Records supplied –
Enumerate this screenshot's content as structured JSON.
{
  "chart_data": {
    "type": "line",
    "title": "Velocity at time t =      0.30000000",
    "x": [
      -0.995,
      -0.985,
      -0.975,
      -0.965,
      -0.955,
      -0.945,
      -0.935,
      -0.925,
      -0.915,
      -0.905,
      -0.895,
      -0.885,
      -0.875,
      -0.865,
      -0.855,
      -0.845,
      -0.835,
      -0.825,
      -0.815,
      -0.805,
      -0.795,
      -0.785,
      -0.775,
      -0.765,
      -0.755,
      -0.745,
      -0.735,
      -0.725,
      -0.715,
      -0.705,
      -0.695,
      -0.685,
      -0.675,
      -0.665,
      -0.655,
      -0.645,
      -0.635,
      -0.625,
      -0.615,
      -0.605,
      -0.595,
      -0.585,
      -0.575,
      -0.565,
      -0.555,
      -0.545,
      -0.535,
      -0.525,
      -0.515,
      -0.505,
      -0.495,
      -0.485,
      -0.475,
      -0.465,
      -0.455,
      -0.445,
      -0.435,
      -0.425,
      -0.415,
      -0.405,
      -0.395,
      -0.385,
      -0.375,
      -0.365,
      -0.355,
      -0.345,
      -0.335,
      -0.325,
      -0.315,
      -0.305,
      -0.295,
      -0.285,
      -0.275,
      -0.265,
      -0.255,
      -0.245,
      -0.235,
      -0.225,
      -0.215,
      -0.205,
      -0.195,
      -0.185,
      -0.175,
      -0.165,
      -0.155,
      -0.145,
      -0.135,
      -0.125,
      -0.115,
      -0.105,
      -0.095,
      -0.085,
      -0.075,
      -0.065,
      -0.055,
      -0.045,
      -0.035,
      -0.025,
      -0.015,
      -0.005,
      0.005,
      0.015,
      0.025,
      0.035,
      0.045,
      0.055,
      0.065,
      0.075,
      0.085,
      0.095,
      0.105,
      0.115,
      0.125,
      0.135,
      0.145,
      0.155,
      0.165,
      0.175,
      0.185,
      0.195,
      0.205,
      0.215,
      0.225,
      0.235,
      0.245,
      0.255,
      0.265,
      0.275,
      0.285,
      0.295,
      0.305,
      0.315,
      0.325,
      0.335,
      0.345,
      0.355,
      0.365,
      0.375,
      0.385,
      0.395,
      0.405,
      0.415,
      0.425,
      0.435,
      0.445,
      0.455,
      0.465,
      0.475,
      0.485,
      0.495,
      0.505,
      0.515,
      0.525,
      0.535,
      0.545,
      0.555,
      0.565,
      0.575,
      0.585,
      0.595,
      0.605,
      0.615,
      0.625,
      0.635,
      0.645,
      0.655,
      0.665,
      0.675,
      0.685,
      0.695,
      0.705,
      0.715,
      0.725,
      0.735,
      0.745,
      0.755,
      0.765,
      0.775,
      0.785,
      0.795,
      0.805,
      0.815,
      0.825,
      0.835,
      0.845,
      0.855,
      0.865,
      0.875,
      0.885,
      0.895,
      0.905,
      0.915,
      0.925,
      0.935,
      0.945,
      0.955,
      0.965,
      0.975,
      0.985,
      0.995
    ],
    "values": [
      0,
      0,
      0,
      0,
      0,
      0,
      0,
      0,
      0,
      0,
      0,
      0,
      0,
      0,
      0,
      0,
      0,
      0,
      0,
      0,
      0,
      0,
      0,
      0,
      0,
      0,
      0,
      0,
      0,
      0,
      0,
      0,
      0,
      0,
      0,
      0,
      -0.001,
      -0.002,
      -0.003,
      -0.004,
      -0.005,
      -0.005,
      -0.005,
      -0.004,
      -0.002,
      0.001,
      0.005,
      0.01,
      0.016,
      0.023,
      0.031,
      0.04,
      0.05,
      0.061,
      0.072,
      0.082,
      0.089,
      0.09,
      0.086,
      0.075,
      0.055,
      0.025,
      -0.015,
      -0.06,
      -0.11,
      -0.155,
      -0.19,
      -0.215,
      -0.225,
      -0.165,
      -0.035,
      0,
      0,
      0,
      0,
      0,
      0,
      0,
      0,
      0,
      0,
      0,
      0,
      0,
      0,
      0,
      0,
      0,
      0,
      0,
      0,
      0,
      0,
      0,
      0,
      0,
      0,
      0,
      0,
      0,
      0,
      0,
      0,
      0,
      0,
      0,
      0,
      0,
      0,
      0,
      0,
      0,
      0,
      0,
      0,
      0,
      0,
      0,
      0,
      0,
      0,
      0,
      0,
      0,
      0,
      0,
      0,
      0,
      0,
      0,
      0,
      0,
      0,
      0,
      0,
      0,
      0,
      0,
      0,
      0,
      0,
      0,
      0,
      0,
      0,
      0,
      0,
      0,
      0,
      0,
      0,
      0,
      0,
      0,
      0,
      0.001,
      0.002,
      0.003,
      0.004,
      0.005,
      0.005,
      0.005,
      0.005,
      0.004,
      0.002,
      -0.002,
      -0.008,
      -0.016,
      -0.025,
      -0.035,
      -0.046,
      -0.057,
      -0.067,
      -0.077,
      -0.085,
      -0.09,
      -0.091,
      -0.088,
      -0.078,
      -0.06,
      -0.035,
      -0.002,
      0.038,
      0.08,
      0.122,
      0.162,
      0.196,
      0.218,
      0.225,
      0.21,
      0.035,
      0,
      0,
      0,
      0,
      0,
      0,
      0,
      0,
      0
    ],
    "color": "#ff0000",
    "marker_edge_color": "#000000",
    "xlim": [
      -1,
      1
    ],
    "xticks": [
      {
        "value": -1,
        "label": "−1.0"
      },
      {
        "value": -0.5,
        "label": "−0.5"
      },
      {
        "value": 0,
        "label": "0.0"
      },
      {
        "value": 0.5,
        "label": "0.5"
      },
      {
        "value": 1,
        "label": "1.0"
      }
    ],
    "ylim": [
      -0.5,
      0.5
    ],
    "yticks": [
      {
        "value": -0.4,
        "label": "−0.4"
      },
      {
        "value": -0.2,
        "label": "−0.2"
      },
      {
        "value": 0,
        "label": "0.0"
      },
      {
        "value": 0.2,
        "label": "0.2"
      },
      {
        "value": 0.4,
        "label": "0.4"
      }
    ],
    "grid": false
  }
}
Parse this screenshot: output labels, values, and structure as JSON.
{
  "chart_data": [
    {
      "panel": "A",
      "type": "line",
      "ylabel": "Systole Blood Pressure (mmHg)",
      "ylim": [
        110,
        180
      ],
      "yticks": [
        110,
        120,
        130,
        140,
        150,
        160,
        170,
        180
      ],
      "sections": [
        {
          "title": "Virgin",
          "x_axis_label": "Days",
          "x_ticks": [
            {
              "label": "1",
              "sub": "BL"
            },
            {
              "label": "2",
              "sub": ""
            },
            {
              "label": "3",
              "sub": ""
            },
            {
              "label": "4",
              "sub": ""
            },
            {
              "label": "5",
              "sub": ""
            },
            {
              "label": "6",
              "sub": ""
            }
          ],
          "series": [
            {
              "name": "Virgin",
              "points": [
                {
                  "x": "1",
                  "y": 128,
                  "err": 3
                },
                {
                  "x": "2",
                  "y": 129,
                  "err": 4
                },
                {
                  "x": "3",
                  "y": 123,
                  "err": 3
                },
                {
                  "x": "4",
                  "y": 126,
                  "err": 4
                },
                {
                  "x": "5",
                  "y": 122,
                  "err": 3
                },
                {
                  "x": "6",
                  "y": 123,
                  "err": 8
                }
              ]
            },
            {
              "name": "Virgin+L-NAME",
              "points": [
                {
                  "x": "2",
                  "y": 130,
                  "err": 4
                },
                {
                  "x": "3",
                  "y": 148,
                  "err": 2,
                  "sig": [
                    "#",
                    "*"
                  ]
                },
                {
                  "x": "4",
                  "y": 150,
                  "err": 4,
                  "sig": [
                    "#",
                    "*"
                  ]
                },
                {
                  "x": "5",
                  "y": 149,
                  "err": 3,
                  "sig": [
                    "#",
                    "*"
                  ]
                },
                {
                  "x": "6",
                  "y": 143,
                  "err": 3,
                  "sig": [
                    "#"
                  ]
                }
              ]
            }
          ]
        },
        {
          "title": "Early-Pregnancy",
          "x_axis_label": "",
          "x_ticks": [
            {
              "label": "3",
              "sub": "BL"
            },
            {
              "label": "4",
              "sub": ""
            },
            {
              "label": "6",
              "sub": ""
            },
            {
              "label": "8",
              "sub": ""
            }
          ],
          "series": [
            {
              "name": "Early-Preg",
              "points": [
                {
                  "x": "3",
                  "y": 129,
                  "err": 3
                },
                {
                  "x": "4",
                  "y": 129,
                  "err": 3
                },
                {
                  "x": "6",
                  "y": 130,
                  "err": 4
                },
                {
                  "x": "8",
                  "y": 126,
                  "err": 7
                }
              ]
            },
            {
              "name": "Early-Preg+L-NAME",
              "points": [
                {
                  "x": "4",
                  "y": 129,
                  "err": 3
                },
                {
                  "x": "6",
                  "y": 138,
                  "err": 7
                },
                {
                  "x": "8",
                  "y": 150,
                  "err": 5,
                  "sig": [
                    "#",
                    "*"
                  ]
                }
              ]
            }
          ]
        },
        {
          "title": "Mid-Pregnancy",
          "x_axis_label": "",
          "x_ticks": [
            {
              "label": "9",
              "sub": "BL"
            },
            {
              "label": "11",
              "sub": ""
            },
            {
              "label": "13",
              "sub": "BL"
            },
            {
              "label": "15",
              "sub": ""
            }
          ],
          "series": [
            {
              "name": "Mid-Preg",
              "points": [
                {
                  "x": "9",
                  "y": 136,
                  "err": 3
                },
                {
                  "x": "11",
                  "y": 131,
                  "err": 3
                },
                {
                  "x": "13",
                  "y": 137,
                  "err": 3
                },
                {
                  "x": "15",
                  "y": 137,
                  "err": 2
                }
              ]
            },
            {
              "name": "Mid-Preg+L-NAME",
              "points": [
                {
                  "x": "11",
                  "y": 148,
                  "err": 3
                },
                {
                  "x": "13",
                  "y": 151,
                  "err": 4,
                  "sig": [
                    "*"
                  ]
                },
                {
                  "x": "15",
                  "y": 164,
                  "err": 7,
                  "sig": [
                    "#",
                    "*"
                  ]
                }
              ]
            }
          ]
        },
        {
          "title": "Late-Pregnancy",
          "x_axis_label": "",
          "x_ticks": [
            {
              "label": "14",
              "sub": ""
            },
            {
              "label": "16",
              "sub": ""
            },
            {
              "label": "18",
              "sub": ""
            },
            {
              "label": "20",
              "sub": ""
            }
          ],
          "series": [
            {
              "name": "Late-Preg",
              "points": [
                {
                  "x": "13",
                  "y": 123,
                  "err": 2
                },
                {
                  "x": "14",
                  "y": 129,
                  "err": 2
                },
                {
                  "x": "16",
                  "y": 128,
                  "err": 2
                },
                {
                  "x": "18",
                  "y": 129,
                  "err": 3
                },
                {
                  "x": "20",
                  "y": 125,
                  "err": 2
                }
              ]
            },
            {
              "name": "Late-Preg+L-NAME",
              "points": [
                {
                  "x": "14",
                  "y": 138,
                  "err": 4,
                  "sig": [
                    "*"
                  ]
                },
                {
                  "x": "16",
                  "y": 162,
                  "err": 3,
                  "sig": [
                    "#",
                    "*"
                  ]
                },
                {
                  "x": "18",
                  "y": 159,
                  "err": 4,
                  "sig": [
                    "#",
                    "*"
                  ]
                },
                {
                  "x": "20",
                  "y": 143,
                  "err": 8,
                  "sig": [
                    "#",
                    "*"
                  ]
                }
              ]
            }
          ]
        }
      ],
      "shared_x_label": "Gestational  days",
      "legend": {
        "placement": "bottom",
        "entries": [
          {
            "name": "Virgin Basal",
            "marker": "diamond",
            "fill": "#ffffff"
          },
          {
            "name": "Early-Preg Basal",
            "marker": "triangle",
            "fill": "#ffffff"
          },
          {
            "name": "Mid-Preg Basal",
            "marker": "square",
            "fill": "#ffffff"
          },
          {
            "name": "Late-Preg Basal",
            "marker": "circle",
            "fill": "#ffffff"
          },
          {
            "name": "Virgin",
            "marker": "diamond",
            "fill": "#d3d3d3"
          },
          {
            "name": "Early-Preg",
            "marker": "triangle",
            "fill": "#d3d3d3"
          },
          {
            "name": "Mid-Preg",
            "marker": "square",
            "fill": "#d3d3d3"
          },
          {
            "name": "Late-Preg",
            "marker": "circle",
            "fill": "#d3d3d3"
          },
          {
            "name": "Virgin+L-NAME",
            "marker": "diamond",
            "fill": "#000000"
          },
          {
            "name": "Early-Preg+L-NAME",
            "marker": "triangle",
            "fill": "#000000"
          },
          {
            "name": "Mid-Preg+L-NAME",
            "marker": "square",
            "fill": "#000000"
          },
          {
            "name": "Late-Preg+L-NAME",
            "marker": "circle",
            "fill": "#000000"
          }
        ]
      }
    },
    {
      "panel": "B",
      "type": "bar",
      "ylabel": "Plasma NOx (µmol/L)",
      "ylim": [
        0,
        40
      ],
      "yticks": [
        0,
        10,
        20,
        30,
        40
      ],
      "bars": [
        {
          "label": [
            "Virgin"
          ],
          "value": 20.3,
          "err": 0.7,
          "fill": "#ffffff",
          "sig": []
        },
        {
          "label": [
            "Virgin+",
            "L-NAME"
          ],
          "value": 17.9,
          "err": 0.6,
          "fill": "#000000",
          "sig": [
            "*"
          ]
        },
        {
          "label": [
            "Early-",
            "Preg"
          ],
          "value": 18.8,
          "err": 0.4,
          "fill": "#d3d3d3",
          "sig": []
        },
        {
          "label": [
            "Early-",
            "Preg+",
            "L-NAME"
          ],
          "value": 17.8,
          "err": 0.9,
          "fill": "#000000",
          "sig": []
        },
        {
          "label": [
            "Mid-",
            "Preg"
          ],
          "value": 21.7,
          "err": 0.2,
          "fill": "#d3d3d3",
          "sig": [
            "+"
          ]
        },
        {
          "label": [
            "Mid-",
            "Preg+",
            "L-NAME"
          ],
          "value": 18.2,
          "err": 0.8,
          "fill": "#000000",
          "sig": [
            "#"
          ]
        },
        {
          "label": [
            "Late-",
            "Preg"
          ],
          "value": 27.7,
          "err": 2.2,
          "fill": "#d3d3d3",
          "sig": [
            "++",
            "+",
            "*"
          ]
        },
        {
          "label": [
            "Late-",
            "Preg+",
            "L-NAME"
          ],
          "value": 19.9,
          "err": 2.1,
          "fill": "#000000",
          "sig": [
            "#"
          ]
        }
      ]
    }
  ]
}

To be done – How many lines of the data contain the word "title"? Answer with the number alone.

Exercise result – 5